__MATERIAL__:

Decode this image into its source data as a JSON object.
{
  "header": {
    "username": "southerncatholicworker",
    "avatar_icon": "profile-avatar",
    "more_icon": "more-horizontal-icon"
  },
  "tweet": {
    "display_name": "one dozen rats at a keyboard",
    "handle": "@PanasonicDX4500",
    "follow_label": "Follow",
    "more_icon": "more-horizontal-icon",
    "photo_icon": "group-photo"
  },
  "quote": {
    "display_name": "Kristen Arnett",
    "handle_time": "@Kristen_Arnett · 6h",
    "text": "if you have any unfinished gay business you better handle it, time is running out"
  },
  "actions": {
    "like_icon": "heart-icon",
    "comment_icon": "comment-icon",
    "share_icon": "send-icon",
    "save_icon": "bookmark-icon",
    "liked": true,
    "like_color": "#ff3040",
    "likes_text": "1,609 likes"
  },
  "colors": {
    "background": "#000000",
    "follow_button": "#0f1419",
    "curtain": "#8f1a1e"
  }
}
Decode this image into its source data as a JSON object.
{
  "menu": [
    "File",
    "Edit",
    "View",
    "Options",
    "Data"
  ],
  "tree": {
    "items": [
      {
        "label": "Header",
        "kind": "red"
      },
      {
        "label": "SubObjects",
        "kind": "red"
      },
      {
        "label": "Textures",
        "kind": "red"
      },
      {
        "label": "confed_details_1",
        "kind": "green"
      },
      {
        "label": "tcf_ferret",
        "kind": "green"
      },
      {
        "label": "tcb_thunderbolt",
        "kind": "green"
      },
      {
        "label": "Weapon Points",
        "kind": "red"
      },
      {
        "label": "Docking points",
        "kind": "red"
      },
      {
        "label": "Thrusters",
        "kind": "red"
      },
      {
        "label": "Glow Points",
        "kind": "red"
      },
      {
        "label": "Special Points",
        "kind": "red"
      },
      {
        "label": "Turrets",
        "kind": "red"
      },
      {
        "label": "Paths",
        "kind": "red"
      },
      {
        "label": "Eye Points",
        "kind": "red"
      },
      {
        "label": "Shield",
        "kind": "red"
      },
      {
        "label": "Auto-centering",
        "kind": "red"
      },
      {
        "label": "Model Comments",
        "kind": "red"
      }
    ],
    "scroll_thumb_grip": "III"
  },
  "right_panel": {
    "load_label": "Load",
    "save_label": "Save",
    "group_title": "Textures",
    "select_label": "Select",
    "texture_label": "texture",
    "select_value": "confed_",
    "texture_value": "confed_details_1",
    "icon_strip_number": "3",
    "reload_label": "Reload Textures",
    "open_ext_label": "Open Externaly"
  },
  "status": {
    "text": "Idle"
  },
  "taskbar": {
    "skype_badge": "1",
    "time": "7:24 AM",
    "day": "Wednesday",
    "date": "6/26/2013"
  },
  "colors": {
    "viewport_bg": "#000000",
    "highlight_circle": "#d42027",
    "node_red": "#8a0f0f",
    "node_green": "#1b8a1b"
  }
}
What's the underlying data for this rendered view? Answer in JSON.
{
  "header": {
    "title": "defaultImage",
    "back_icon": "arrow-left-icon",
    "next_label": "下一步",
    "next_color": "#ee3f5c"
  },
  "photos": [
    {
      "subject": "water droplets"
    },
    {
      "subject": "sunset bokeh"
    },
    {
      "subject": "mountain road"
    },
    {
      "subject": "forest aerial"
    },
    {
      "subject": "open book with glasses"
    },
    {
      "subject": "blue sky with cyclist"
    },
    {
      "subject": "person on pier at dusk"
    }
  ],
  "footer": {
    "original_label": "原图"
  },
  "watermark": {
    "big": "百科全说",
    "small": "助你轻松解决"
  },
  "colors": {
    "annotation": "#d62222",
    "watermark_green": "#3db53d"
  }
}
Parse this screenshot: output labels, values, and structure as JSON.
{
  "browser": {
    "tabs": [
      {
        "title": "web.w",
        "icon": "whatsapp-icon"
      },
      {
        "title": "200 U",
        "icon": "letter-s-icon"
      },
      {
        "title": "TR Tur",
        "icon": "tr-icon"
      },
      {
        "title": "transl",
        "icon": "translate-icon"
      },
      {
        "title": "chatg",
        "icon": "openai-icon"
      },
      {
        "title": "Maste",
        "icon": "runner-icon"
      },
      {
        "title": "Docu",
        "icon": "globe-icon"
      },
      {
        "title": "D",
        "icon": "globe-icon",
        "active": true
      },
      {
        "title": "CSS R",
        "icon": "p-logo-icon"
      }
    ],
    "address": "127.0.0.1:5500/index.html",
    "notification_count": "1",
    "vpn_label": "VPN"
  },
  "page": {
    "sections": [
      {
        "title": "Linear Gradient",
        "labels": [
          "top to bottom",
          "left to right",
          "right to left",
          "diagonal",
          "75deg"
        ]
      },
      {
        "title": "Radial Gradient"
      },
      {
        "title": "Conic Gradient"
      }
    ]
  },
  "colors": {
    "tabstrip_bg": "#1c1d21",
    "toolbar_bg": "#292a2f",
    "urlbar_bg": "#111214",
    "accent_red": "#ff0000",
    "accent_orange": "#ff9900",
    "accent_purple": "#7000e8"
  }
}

__STATED EXERCISE__:
All of the entries should be written out again exactly.

__CORRECT RESULT__:
Decode this image into its source data as a JSON object.
{
  "header": {
    "username": "southerncatholicworker",
    "avatar_icon": "profile-avatar",
    "more_icon": "more-horizontal-icon"
  },
  "tweet": {
    "display_name": "one dozen rats at a keyboard",
    "handle": "@PanasonicDX4500",
    "follow_label": "Follow",
    "more_icon": "more-horizontal-icon",
    "photo_icon": "group-photo"
  },
  "quote": {
    "display_name": "Kristen Arnett",
    "handle_time": "@Kristen_Arnett · 6h",
    "text": "if you have any unfinished gay business you better handle it, time is running out"
  },
  "actions": {
    "like_icon": "heart-icon",
    "comment_icon": "comment-icon",
    "share_icon": "send-icon",
    "save_icon": "bookmark-icon",
    "liked": true,
    "like_color": "#ff3040",
    "likes_text": "1,609 likes"
  },
  "colors": {
    "background": "#000000",
    "follow_button": "#0f1419",
    "curtain": "#8f1a1e"
  }
}
Decode this image into its source data as a JSON object.
{
  "menu": [
    "File",
    "Edit",
    "View",
    "Options",
    "Data"
  ],
  "tree": {
    "items": [
      {
        "label": "Header",
        "kind": "red"
      },
      {
        "label": "SubObjects",
        "kind": "red"
      },
      {
        "label": "Textures",
        "kind": "red"
      },
      {
        "label": "confed_details_1",
        "kind": "green"
      },
      {
        "label": "tcf_ferret",
        "kind": "green"
      },
      {
        "label": "tcb_thunderbolt",
        "kind": "green"
      },
      {
        "label": "Weapon Points",
        "kind": "red"
      },
      {
        "label": "Docking points",
        "kind": "red"
      },
      {
        "label": "Thrusters",
        "kind": "red"
      },
      {
        "label": "Glow Points",
        "kind": "red"
      },
      {
        "label": "Special Points",
        "kind": "red"
      },
      {
        "label": "Turrets",
        "kind": "red"
      },
      {
        "label": "Paths",
        "kind": "red"
      },
      {
        "label": "Eye Points",
        "kind": "red"
      },
      {
        "label": "Shield",
        "kind": "red"
      },
      {
        "label": "Auto-centering",
        "kind": "red"
      },
      {
        "label": "Model Comments",
        "kind": "red"
      }
    ],
    "scroll_thumb_grip": "III"
  },
  "right_panel": {
    "load_label": "Load",
    "save_label": "Save",
    "group_title": "Textures",
    "select_label": "Select",
    "texture_label": "texture",
    "select_value": "confed_",
    "texture_value": "confed_details_1",
    "icon_strip_number": "3",
    "reload_label": "Reload Textures",
    "open_ext_label": "Open Externaly"
  },
  "status": {
    "text": "Idle"
  },
  "taskbar": {
    "skype_badge": "1",
    "time": "7:24 AM",
    "day": "Wednesday",
    "date": "6/26/2013"
  },
  "colors": {
    "viewport_bg": "#000000",
    "highlight_circle": "#d42027",
    "node_red": "#8a0f0f",
    "node_green": "#1b8a1b"
  }
}
What's the underlying data for this rendered view? Answer in JSON.
{
  "header": {
    "title": "defaultImage",
    "back_icon": "arrow-left-icon",
    "next_label": "下一步",
    "next_color": "#ee3f5c"
  },
  "photos": [
    {
      "subject": "water droplets"
    },
    {
      "subject": "sunset bokeh"
    },
    {
      "subject": "mountain road"
    },
    {
      "subject": "forest aerial"
    },
    {
      "subject": "open book with glasses"
    },
    {
      "subject": "blue sky with cyclist"
    },
    {
      "subject": "person on pier at dusk"
    }
  ],
  "footer": {
    "original_label": "原图"
  },
  "watermark": {
    "big": "百科全说",
    "small": "助你轻松解决"
  },
  "colors": {
    "annotation": "#d62222",
    "watermark_green": "#3db53d"
  }
}
Parse this screenshot: output labels, values, and structure as JSON.
{
  "browser": {
    "tabs": [
      {
        "title": "web.w",
        "icon": "whatsapp-icon"
      },
      {
        "title": "200 U",
        "icon": "letter-s-icon"
      },
      {
        "title": "TR Tur",
        "icon": "tr-icon"
      },
      {
        "title": "transl",
        "icon": "translate-icon"
      },
      {
        "title": "chatg",
        "icon": "openai-icon"
      },
      {
        "title": "Maste",
        "icon": "runner-icon"
      },
      {
        "title": "Docu",
        "icon": "globe-icon"
      },
      {
        "title": "D",
        "icon": "globe-icon",
        "active": true
      },
      {
        "title": "CSS R",
        "icon": "p-logo-icon"
      }
    ],
    "address": "127.0.0.1:5500/index.html",
    "notification_count": "1",
    "vpn_label": "VPN"
  },
  "page": {
    "sections": [
      {
        "title": "Linear Gradient",
        "labels": [
          "top to bottom",
          "left to right",
          "right to left",
          "diagonal",
          "75deg"
        ]
      },
      {
        "title": "Radial Gradient"
      },
      {
        "title": "Conic Gradient"
      }
    ]
  },
  "colors": {
    "tabstrip_bg": "#1c1d21",
    "toolbar_bg": "#292a2f",
    "urlbar_bg": "#111214",
    "accent_red": "#ff0000",
    "accent_orange": "#ff9900",
    "accent_purple": "#7000e8"
  }
}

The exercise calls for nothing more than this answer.